>> start Raw data
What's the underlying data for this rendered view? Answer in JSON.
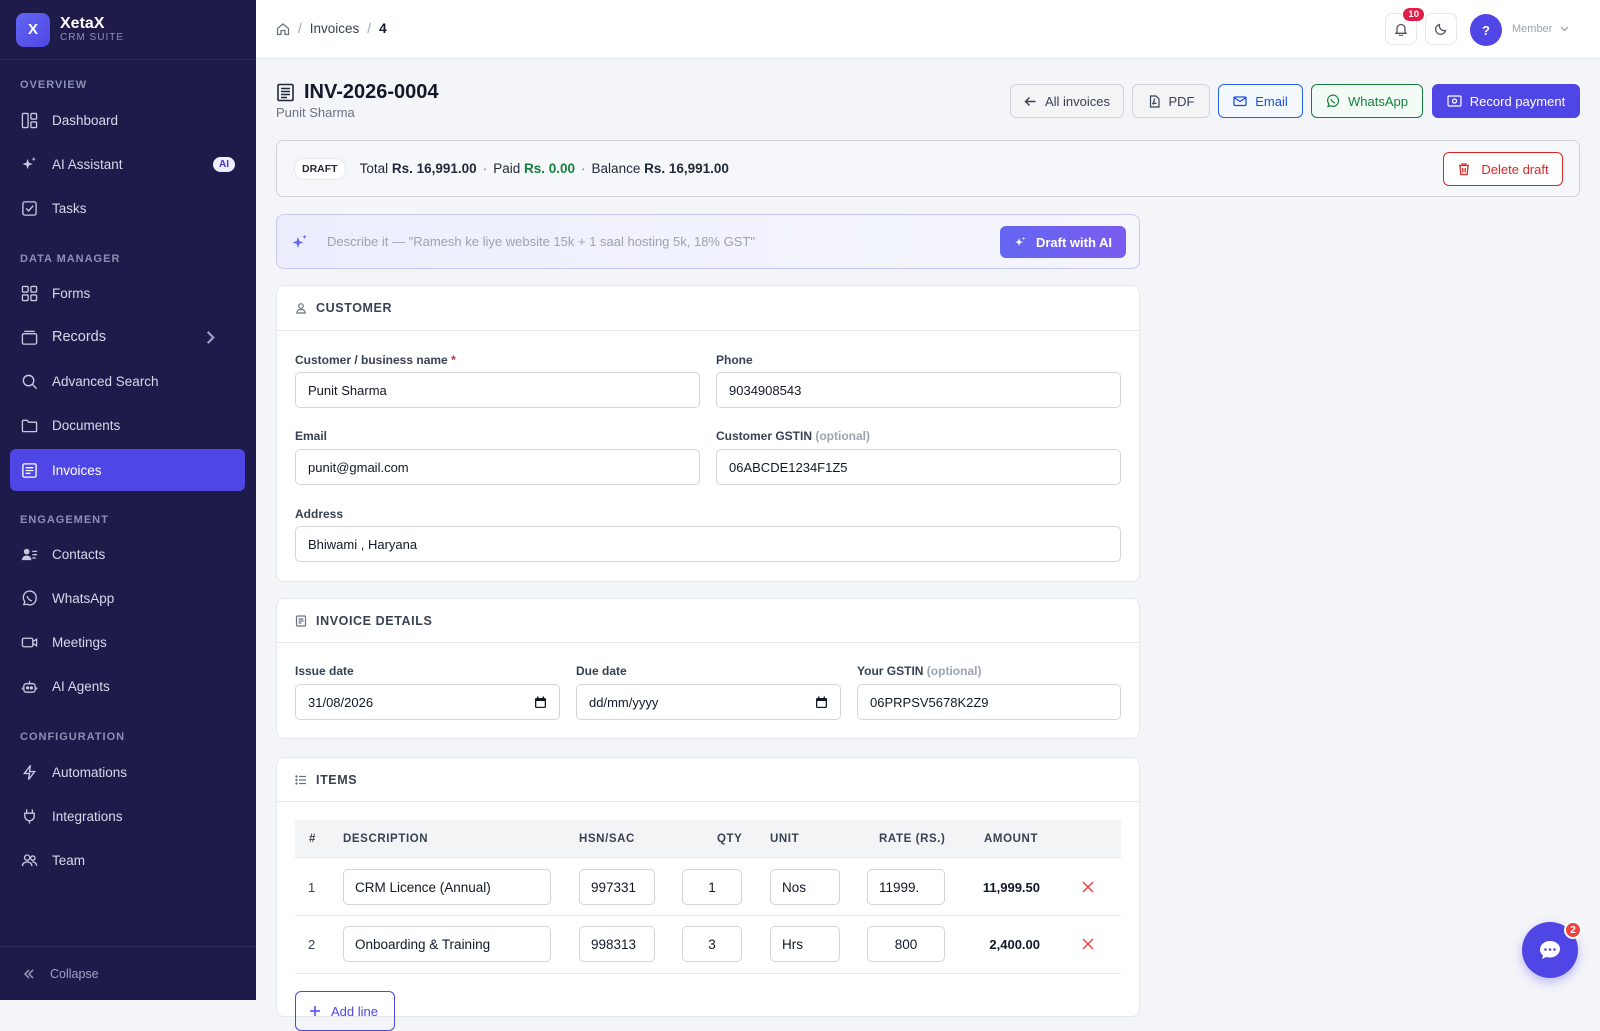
{
  "brand": {
    "name": "XetaX",
    "subtitle": "CRM SUITE",
    "logo_letter": "X"
  },
  "sidebar": {
    "sections": [
      "OVERVIEW",
      "DATA MANAGER",
      "ENGAGEMENT",
      "CONFIGURATION"
    ],
    "items": [
      {
        "label": "Dashboard",
        "icon": "dashboard-icon"
      },
      {
        "label": "AI Assistant",
        "icon": "sparkles-icon",
        "badge": "AI"
      },
      {
        "label": "Tasks",
        "icon": "checkbox-icon"
      },
      {
        "label": "Forms",
        "icon": "forms-icon"
      },
      {
        "label": "Records",
        "icon": "records-icon"
      },
      {
        "label": "Advanced Search",
        "icon": "search-icon"
      },
      {
        "label": "Documents",
        "icon": "folder-icon"
      },
      {
        "label": "Invoices",
        "icon": "invoice-icon"
      },
      {
        "label": "Contacts",
        "icon": "contacts-icon"
      },
      {
        "label": "WhatsApp",
        "icon": "whatsapp-icon"
      },
      {
        "label": "Meetings",
        "icon": "video-icon"
      },
      {
        "label": "AI Agents",
        "icon": "robot-icon"
      },
      {
        "label": "Automations",
        "icon": "bolt-icon"
      },
      {
        "label": "Integrations",
        "icon": "plug-icon"
      },
      {
        "label": "Team",
        "icon": "team-icon"
      }
    ],
    "active": "Invoices",
    "collapse_label": "Collapse"
  },
  "topbar": {
    "breadcrumb": [
      "Invoices",
      "4"
    ],
    "notification_count": "10",
    "avatar_letter": "?",
    "role": "Member"
  },
  "invoice": {
    "number": "INV-2026-0004",
    "customer": "Punit Sharma",
    "actions": {
      "all": "All invoices",
      "pdf": "PDF",
      "email": "Email",
      "whatsapp": "WhatsApp",
      "record": "Record payment"
    },
    "status": "DRAFT",
    "total_label": "Total",
    "total": "Rs. 16,991.00",
    "paid_label": "Paid",
    "paid": "Rs. 0.00",
    "balance_label": "Balance",
    "balance": "Rs. 16,991.00",
    "delete_label": "Delete draft"
  },
  "ai": {
    "placeholder": "Describe it — \"Ramesh ke liye website 15k + 1 saal hosting 5k, 18% GST\"",
    "button": "Draft with AI"
  },
  "customer_card": {
    "title": "CUSTOMER",
    "name_label": "Customer / business name",
    "name": "Punit Sharma",
    "phone_label": "Phone",
    "phone": "9034908543",
    "email_label": "Email",
    "email": "punit@gmail.com",
    "gstin_label": "Customer GSTIN",
    "gstin_opt": "(optional)",
    "gstin": "06ABCDE1234F1Z5",
    "address_label": "Address",
    "address": "Bhiwami , Haryana"
  },
  "details_card": {
    "title": "INVOICE DETAILS",
    "issue_label": "Issue date",
    "issue": "31/08/2026",
    "due_label": "Due date",
    "due": "dd/mm/yyyy",
    "gstin_label": "Your GSTIN",
    "gstin_opt": "(optional)",
    "gstin": "06PRPSV5678K2Z9"
  },
  "items_card": {
    "title": "ITEMS",
    "columns": [
      "#",
      "DESCRIPTION",
      "HSN/SAC",
      "QTY",
      "UNIT",
      "RATE (RS.)",
      "AMOUNT"
    ],
    "rows": [
      {
        "n": "1",
        "desc": "CRM Licence (Annual)",
        "hsn": "997331",
        "qty": "1",
        "unit": "Nos",
        "rate": "11999.",
        "amount": "11,999.50"
      },
      {
        "n": "2",
        "desc": "Onboarding & Training",
        "hsn": "998313",
        "qty": "3",
        "unit": "Hrs",
        "rate": "800",
        "amount": "2,400.00"
      }
    ],
    "add_label": "Add line"
  },
  "chat": {
    "badge": "2"
  },
  "colors": {
    "sidebar": "#1e1b4b",
    "accent": "#4f46e5",
    "danger": "#dc2626",
    "success": "#15803d"
  }
}
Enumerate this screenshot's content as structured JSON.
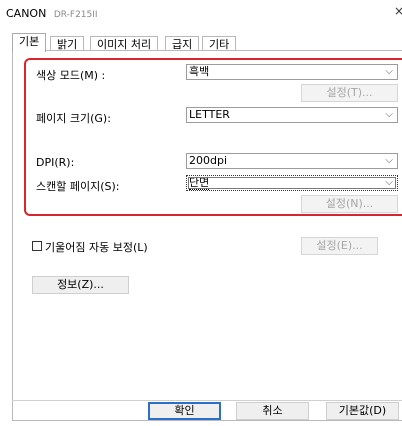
>> end Raw data
What you need to do: Write out the records above once more, word for word, with no pictures.

Response to the exercise:
What's the underlying data for this rendered view? Answer in JSON.
{
  "brand": {
    "name": "XetaX",
    "subtitle": "CRM SUITE",
    "logo_letter": "X"
  },
  "sidebar": {
    "sections": [
      "OVERVIEW",
      "DATA MANAGER",
      "ENGAGEMENT",
      "CONFIGURATION"
    ],
    "items": [
      {
        "label": "Dashboard",
        "icon": "dashboard-icon"
      },
      {
        "label": "AI Assistant",
        "icon": "sparkles-icon",
        "badge": "AI"
      },
      {
        "label": "Tasks",
        "icon": "checkbox-icon"
      },
      {
        "label": "Forms",
        "icon": "forms-icon"
      },
      {
        "label": "Records",
        "icon": "records-icon"
      },
      {
        "label": "Advanced Search",
        "icon": "search-icon"
      },
      {
        "label": "Documents",
        "icon": "folder-icon"
      },
      {
        "label": "Invoices",
        "icon": "invoice-icon"
      },
      {
        "label": "Contacts",
        "icon": "contacts-icon"
      },
      {
        "label": "WhatsApp",
        "icon": "whatsapp-icon"
      },
      {
        "label": "Meetings",
        "icon": "video-icon"
      },
      {
        "label": "AI Agents",
        "icon": "robot-icon"
      },
      {
        "label": "Automations",
        "icon": "bolt-icon"
      },
      {
        "label": "Integrations",
        "icon": "plug-icon"
      },
      {
        "label": "Team",
        "icon": "team-icon"
      }
    ],
    "active": "Invoices",
    "collapse_label": "Collapse"
  },
  "topbar": {
    "breadcrumb": [
      "Invoices",
      "4"
    ],
    "notification_count": "10",
    "avatar_letter": "?",
    "role": "Member"
  },
  "invoice": {
    "number": "INV-2026-0004",
    "customer": "Punit Sharma",
    "actions": {
      "all": "All invoices",
      "pdf": "PDF",
      "email": "Email",
      "whatsapp": "WhatsApp",
      "record": "Record payment"
    },
    "status": "DRAFT",
    "total_label": "Total",
    "total": "Rs. 16,991.00",
    "paid_label": "Paid",
    "paid": "Rs. 0.00",
    "balance_label": "Balance",
    "balance": "Rs. 16,991.00",
    "delete_label": "Delete draft"
  },
  "ai": {
    "placeholder": "Describe it — \"Ramesh ke liye website 15k + 1 saal hosting 5k, 18% GST\"",
    "button": "Draft with AI"
  },
  "customer_card": {
    "title": "CUSTOMER",
    "name_label": "Customer / business name",
    "name": "Punit Sharma",
    "phone_label": "Phone",
    "phone": "9034908543",
    "email_label": "Email",
    "email": "punit@gmail.com",
    "gstin_label": "Customer GSTIN",
    "gstin_opt": "(optional)",
    "gstin": "06ABCDE1234F1Z5",
    "address_label": "Address",
    "address": "Bhiwami , Haryana"
  },
  "details_card": {
    "title": "INVOICE DETAILS",
    "issue_label": "Issue date",
    "issue": "31/08/2026",
    "due_label": "Due date",
    "due": "dd/mm/yyyy",
    "gstin_label": "Your GSTIN",
    "gstin_opt": "(optional)",
    "gstin": "06PRPSV5678K2Z9"
  },
  "items_card": {
    "title": "ITEMS",
    "columns": [
      "#",
      "DESCRIPTION",
      "HSN/SAC",
      "QTY",
      "UNIT",
      "RATE (RS.)",
      "AMOUNT"
    ],
    "rows": [
      {
        "n": "1",
        "desc": "CRM Licence (Annual)",
        "hsn": "997331",
        "qty": "1",
        "unit": "Nos",
        "rate": "11999.",
        "amount": "11,999.50"
      },
      {
        "n": "2",
        "desc": "Onboarding & Training",
        "hsn": "998313",
        "qty": "3",
        "unit": "Hrs",
        "rate": "800",
        "amount": "2,400.00"
      }
    ],
    "add_label": "Add line"
  },
  "chat": {
    "badge": "2"
  },
  "colors": {
    "sidebar": "#1e1b4b",
    "accent": "#4f46e5",
    "danger": "#dc2626",
    "success": "#15803d"
  }
}
Enumerate this screenshot's content as structured JSON.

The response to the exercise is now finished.